> **Exercise goal**:
Reproduce every one of the records below word for word, omitting the pictures.

####################

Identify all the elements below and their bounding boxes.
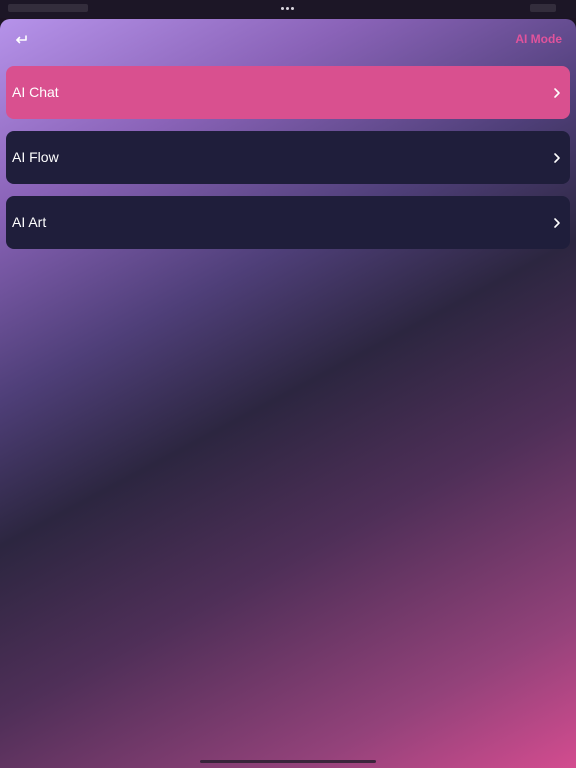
return-arrow-icon <box>16 35 27 44</box>
chevron-right-icon <box>554 88 560 98</box>
back-button[interactable] <box>10 29 32 51</box>
nav-bar: AI Mode <box>0 19 576 61</box>
menu-list: AI Chat AI Flow AI Art <box>6 66 570 261</box>
menu-item-label: AI Chat <box>12 84 59 100</box>
page-title: AI Mode <box>515 32 562 46</box>
menu-item-label: AI Flow <box>12 149 59 165</box>
modal-sheet: AI Mode AI Chat AI Flow AI Art <box>0 19 576 768</box>
chevron-right-icon <box>554 218 560 228</box>
menu-item-ai-art[interactable]: AI Art <box>6 196 570 249</box>
menu-item-ai-flow[interactable]: AI Flow <box>6 131 570 184</box>
battery-indicator <box>530 4 556 12</box>
multitasking-dots-icon[interactable] <box>281 7 295 11</box>
menu-item-ai-chat[interactable]: AI Chat <box>6 66 570 119</box>
home-indicator[interactable] <box>200 760 376 763</box>
menu-item-label: AI Art <box>12 214 47 230</box>
status-bar <box>0 0 576 18</box>
status-left-indicator <box>8 4 88 12</box>
chevron-right-icon <box>554 153 560 163</box>
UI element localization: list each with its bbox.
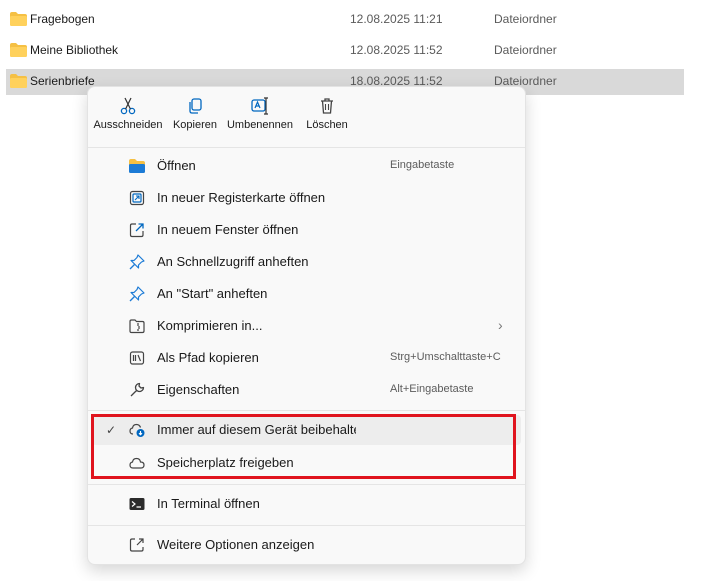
file-name: Fragebogen (30, 12, 95, 26)
open-external-icon (129, 222, 145, 238)
menu-item-label: An "Start" anheften (157, 286, 268, 301)
pin-icon (129, 286, 145, 302)
divider (88, 484, 525, 485)
file-row-fragebogen[interactable]: Fragebogen 12.08.2025 11:21 Dateiordner (6, 7, 684, 33)
pin-icon (129, 254, 145, 270)
menu-item-properties[interactable]: Eigenschaften Alt+Eingabetaste (92, 375, 521, 405)
divider (88, 525, 525, 526)
menu-item-pin-start[interactable]: An "Start" anheften (92, 279, 521, 309)
folder-icon (10, 12, 27, 26)
file-name: Meine Bibliothek (30, 43, 119, 57)
context-menu: Ausschneiden Kopieren Umbenennen Löschen… (87, 86, 526, 565)
file-row-meine-bibliothek[interactable]: Meine Bibliothek 12.08.2025 11:52 Dateio… (6, 38, 684, 64)
terminal-icon (129, 496, 145, 512)
menu-item-open-new-window[interactable]: In neuem Fenster öffnen (92, 215, 521, 245)
more-options-icon (129, 537, 145, 553)
copy-button[interactable]: Kopieren (168, 97, 222, 143)
highlight-box (91, 414, 516, 479)
menu-item-label: In neuem Fenster öffnen (157, 222, 299, 237)
shortcut-text: Alt+Eingabetaste (390, 383, 474, 395)
file-type: Dateiordner (494, 43, 557, 57)
shortcut-text: Strg+Umschalttaste+C (390, 351, 501, 363)
menu-item-label: Weitere Optionen anzeigen (157, 537, 315, 552)
file-date: 12.08.2025 11:52 (350, 43, 443, 57)
menu-item-more-options[interactable]: Weitere Optionen anzeigen (92, 530, 521, 560)
cut-icon (120, 97, 136, 115)
menu-item-label: An Schnellzugriff anheften (157, 254, 309, 269)
divider (88, 147, 525, 148)
new-tab-icon (129, 190, 145, 206)
menu-item-label: In Terminal öffnen (157, 496, 260, 511)
file-type: Dateiordner (494, 12, 557, 26)
menu-item-label: Komprimieren in... (157, 318, 263, 333)
menu-item-copy-path[interactable]: Als Pfad kopieren Strg+Umschalttaste+C (92, 343, 521, 373)
folder-icon (10, 74, 27, 88)
menu-item-open[interactable]: Öffnen Eingabetaste (92, 151, 521, 181)
cut-button[interactable]: Ausschneiden (90, 97, 166, 143)
menu-item-label: Öffnen (157, 158, 196, 173)
folder-open-icon (129, 158, 145, 174)
menu-item-label: In neuer Registerkarte öffnen (157, 190, 326, 205)
menu-item-pin-quick-access[interactable]: An Schnellzugriff anheften (92, 247, 521, 277)
rename-button[interactable]: Umbenennen (224, 97, 296, 143)
copy-icon (189, 98, 202, 114)
menu-item-compress[interactable]: Komprimieren in... › (92, 311, 521, 341)
delete-button[interactable]: Löschen (300, 97, 354, 143)
rename-icon (251, 97, 268, 115)
file-name: Serienbriefe (30, 74, 95, 88)
divider (88, 410, 525, 411)
rename-label: Umbenennen (226, 119, 294, 131)
folder-icon (10, 43, 27, 57)
shortcut-text: Eingabetaste (390, 159, 455, 171)
menu-item-open-new-tab[interactable]: In neuer Registerkarte öffnen (92, 183, 521, 213)
copy-path-icon (129, 350, 145, 366)
menu-item-label: Eigenschaften (157, 382, 240, 397)
wrench-icon (129, 382, 145, 398)
menu-item-open-terminal[interactable]: In Terminal öffnen (92, 489, 521, 519)
delete-label: Löschen (306, 119, 348, 131)
delete-icon (321, 98, 333, 114)
chevron-right-icon: › (498, 317, 503, 333)
zip-folder-icon (129, 318, 145, 334)
copy-label: Kopieren (172, 119, 218, 131)
file-date: 12.08.2025 11:21 (350, 12, 443, 26)
menu-item-label: Als Pfad kopieren (157, 350, 259, 365)
cut-label: Ausschneiden (93, 119, 163, 131)
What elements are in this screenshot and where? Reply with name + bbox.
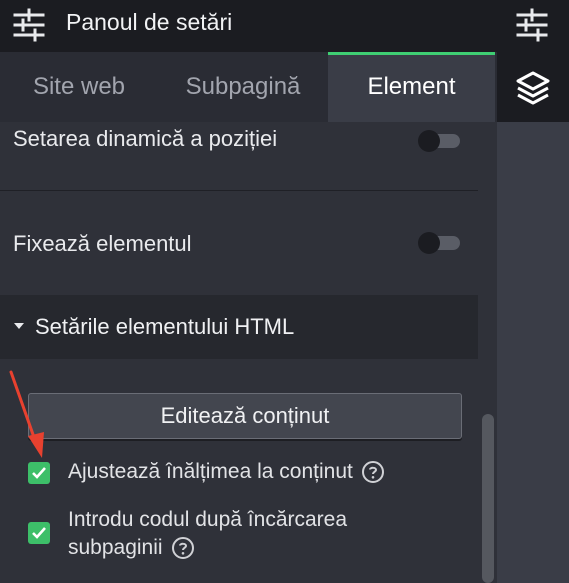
- sliders-icon: [13, 8, 45, 42]
- edit-content-button[interactable]: Editează conținut: [28, 393, 462, 439]
- tab-site-web[interactable]: Site web: [0, 52, 158, 122]
- load-code-label-line2: subpaginii: [68, 536, 163, 559]
- fit-height-label: Ajustează înălțimea la conținut: [68, 460, 353, 483]
- layers-icon[interactable]: [515, 70, 551, 106]
- right-toolbar: [497, 0, 569, 583]
- dynamic-position-row: Setarea dinamică a poziției: [0, 122, 478, 190]
- checkmark-icon: [32, 467, 46, 479]
- load-code-checkbox[interactable]: [28, 522, 50, 544]
- settings-panel-header: Panoul de setări: [0, 0, 497, 52]
- settings-content: Setarea dinamică a poziției Fixează elem…: [0, 122, 497, 583]
- tab-bar: Site web Subpagină Element: [0, 52, 497, 125]
- dynamic-position-toggle[interactable]: [418, 130, 460, 152]
- pin-element-label: Fixează elementul: [13, 231, 192, 256]
- caret-down-icon: [14, 323, 24, 329]
- sliders-icon[interactable]: [515, 8, 549, 42]
- dynamic-position-label: Setarea dinamică a poziției: [13, 126, 278, 151]
- html-settings-section-header[interactable]: Setările elementului HTML: [0, 295, 478, 359]
- help-icon[interactable]: [171, 536, 195, 560]
- load-code-label-line1: Introdu codul după încărcarea: [68, 508, 348, 531]
- fit-height-checkbox[interactable]: [28, 462, 50, 484]
- panel-title: Panoul de setări: [66, 9, 233, 35]
- pin-element-toggle[interactable]: [418, 232, 460, 254]
- pin-element-row: Fixează elementul: [0, 191, 478, 294]
- tab-element[interactable]: Element: [328, 52, 495, 125]
- scrollbar-thumb[interactable]: [482, 414, 494, 583]
- checkmark-icon: [32, 527, 46, 539]
- help-icon[interactable]: [361, 460, 385, 484]
- section-title: Setările elementului HTML: [35, 314, 295, 339]
- tab-subpage[interactable]: Subpagină: [158, 52, 328, 122]
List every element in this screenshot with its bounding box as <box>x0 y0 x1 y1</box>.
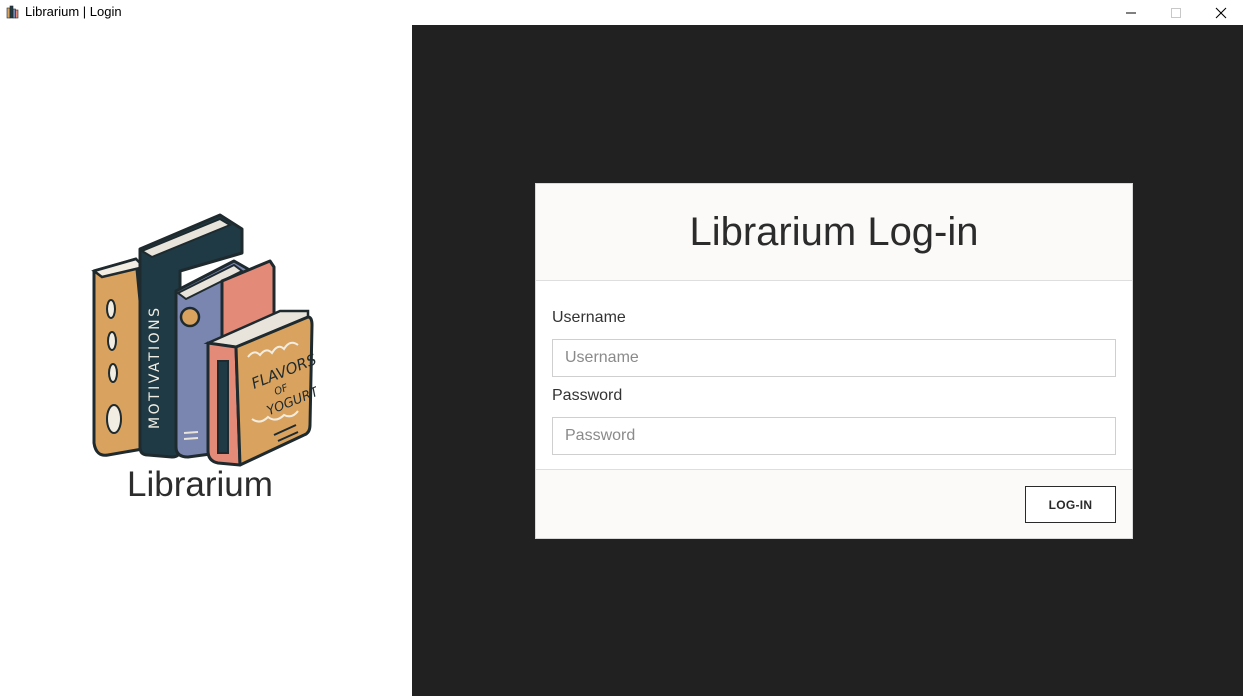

####################

> **Full solution**:
Identify all the elements below and their bounding boxes.
return-arrow-icon <box>16 35 27 44</box>
chevron-right-icon <box>554 88 560 98</box>
back-button[interactable] <box>10 29 32 51</box>
nav-bar: AI Mode <box>0 19 576 61</box>
menu-list: AI Chat AI Flow AI Art <box>6 66 570 261</box>
menu-item-label: AI Chat <box>12 84 59 100</box>
page-title: AI Mode <box>515 32 562 46</box>
menu-item-label: AI Flow <box>12 149 59 165</box>
modal-sheet: AI Mode AI Chat AI Flow AI Art <box>0 19 576 768</box>
chevron-right-icon <box>554 218 560 228</box>
menu-item-ai-art[interactable]: AI Art <box>6 196 570 249</box>
menu-item-ai-flow[interactable]: AI Flow <box>6 131 570 184</box>
battery-indicator <box>530 4 556 12</box>
multitasking-dots-icon[interactable] <box>281 7 295 11</box>
menu-item-ai-chat[interactable]: AI Chat <box>6 66 570 119</box>
home-indicator[interactable] <box>200 760 376 763</box>
menu-item-label: AI Art <box>12 214 47 230</box>
status-bar <box>0 0 576 18</box>
status-left-indicator <box>8 4 88 12</box>
chevron-right-icon <box>554 153 560 163</box>
UI element localization: list each with its bbox.
file-name: Fragebogen (30, 12, 95, 26)
open-external-icon (129, 222, 145, 238)
menu-item-label: An "Start" anheften (157, 286, 268, 301)
pin-icon (129, 286, 145, 302)
divider (88, 484, 525, 485)
file-row-fragebogen[interactable]: Fragebogen 12.08.2025 11:21 Dateiordner (6, 7, 684, 33)
pin-icon (129, 254, 145, 270)
menu-item-properties[interactable]: Eigenschaften Alt+Eingabetaste (92, 375, 521, 405)
divider (88, 525, 525, 526)
menu-item-pin-start[interactable]: An "Start" anheften (92, 279, 521, 309)
folder-icon (10, 12, 27, 26)
file-name: Meine Bibliothek (30, 43, 119, 57)
context-menu: Ausschneiden Kopieren Umbenennen Löschen… (87, 86, 526, 565)
file-row-meine-bibliothek[interactable]: Meine Bibliothek 12.08.2025 11:52 Dateio… (6, 38, 684, 64)
terminal-icon (129, 496, 145, 512)
menu-item-open-new-window[interactable]: In neuem Fenster öffnen (92, 215, 521, 245)
more-options-icon (129, 537, 145, 553)
copy-button[interactable]: Kopieren (168, 97, 222, 143)
highlight-box (91, 414, 516, 479)
menu-item-label: In neuem Fenster öffnen (157, 222, 299, 237)
shortcut-text: Alt+Eingabetaste (390, 383, 474, 395)
file-type: Dateiordner (494, 43, 557, 57)
shortcut-text: Strg+Umschalttaste+C (390, 351, 501, 363)
menu-item-label: Weitere Optionen anzeigen (157, 537, 315, 552)
file-date: 12.08.2025 11:52 (350, 43, 443, 57)
menu-item-more-options[interactable]: Weitere Optionen anzeigen (92, 530, 521, 560)
cut-icon (120, 97, 136, 115)
menu-item-label: An Schnellzugriff anheften (157, 254, 309, 269)
divider (88, 147, 525, 148)
new-tab-icon (129, 190, 145, 206)
menu-item-label: In Terminal öffnen (157, 496, 260, 511)
file-type: Dateiordner (494, 12, 557, 26)
menu-item-label: Komprimieren in... (157, 318, 263, 333)
menu-item-copy-path[interactable]: Als Pfad kopieren Strg+Umschalttaste+C (92, 343, 521, 373)
folder-icon (10, 74, 27, 88)
menu-item-open[interactable]: Öffnen Eingabetaste (92, 151, 521, 181)
cut-button[interactable]: Ausschneiden (90, 97, 166, 143)
menu-item-label: Öffnen (157, 158, 196, 173)
folder-open-icon (129, 158, 145, 174)
menu-item-label: In neuer Registerkarte öffnen (157, 190, 326, 205)
menu-item-pin-quick-access[interactable]: An Schnellzugriff anheften (92, 247, 521, 277)
rename-button[interactable]: Umbenennen (224, 97, 296, 143)
copy-icon (189, 98, 202, 114)
menu-item-compress[interactable]: Komprimieren in... › (92, 311, 521, 341)
delete-button[interactable]: Löschen (300, 97, 354, 143)
rename-icon (251, 97, 268, 115)
file-name: Serienbriefe (30, 74, 95, 88)
divider (88, 410, 525, 411)
rename-label: Umbenennen (226, 119, 294, 131)
folder-icon (10, 43, 27, 57)
shortcut-text: Eingabetaste (390, 159, 455, 171)
menu-item-open-new-tab[interactable]: In neuer Registerkarte öffnen (92, 183, 521, 213)
copy-path-icon (129, 350, 145, 366)
menu-item-label: Eigenschaften (157, 382, 240, 397)
wrench-icon (129, 382, 145, 398)
menu-item-open-terminal[interactable]: In Terminal öffnen (92, 489, 521, 519)
delete-label: Löschen (306, 119, 348, 131)
delete-icon (321, 98, 333, 114)
chevron-right-icon: › (498, 317, 503, 333)
zip-folder-icon (129, 318, 145, 334)
copy-label: Kopieren (172, 119, 218, 131)
file-date: 12.08.2025 11:21 (350, 12, 443, 26)
menu-item-label: Als Pfad kopieren (157, 350, 259, 365)
cut-label: Ausschneiden (93, 119, 163, 131)
What elements are in this screenshot and where? Reply with name + bbox.
- sliders-icon: [13, 8, 45, 42]
- edit-content-button[interactable]: Editează conținut: [28, 393, 462, 439]
- tab-site-web[interactable]: Site web: [0, 52, 158, 122]
- load-code-label-line2: subpaginii: [68, 536, 163, 559]
- fit-height-label: Ajustează înălțimea la conținut: [68, 460, 353, 483]
- layers-icon[interactable]: [515, 70, 551, 106]
- right-toolbar: [497, 0, 569, 583]
- dynamic-position-row: Setarea dinamică a poziției: [0, 122, 478, 190]
- checkmark-icon: [32, 467, 46, 479]
- load-code-checkbox[interactable]: [28, 522, 50, 544]
- settings-panel-header: Panoul de setări: [0, 0, 497, 52]
- settings-content: Setarea dinamică a poziției Fixează elem…: [0, 122, 497, 583]
- tab-bar: Site web Subpagină Element: [0, 52, 497, 125]
- dynamic-position-toggle[interactable]: [418, 130, 460, 152]
- pin-element-label: Fixează elementul: [13, 231, 192, 256]
- caret-down-icon: [14, 323, 24, 329]
- sliders-icon[interactable]: [515, 8, 549, 42]
- dynamic-position-label: Setarea dinamică a poziției: [13, 126, 278, 151]
- html-settings-section-header[interactable]: Setările elementului HTML: [0, 295, 478, 359]
- help-icon[interactable]: [171, 536, 195, 560]
- load-code-label-line1: Introdu codul după încărcarea: [68, 508, 348, 531]
- fit-height-checkbox[interactable]: [28, 462, 50, 484]
- panel-title: Panoul de setări: [66, 9, 233, 35]
- pin-element-toggle[interactable]: [418, 232, 460, 254]
- pin-element-row: Fixează elementul: [0, 191, 478, 294]
- tab-element[interactable]: Element: [328, 52, 495, 125]
- scrollbar-thumb[interactable]: [482, 414, 494, 583]
- checkmark-icon: [32, 527, 46, 539]
- help-icon[interactable]: [361, 460, 385, 484]
- section-title: Setările elementului HTML: [35, 314, 295, 339]
- tab-subpage[interactable]: Subpagină: [158, 52, 328, 122]
List every element in this screenshot with its bounding box as <box>x0 y0 x1 y1</box>.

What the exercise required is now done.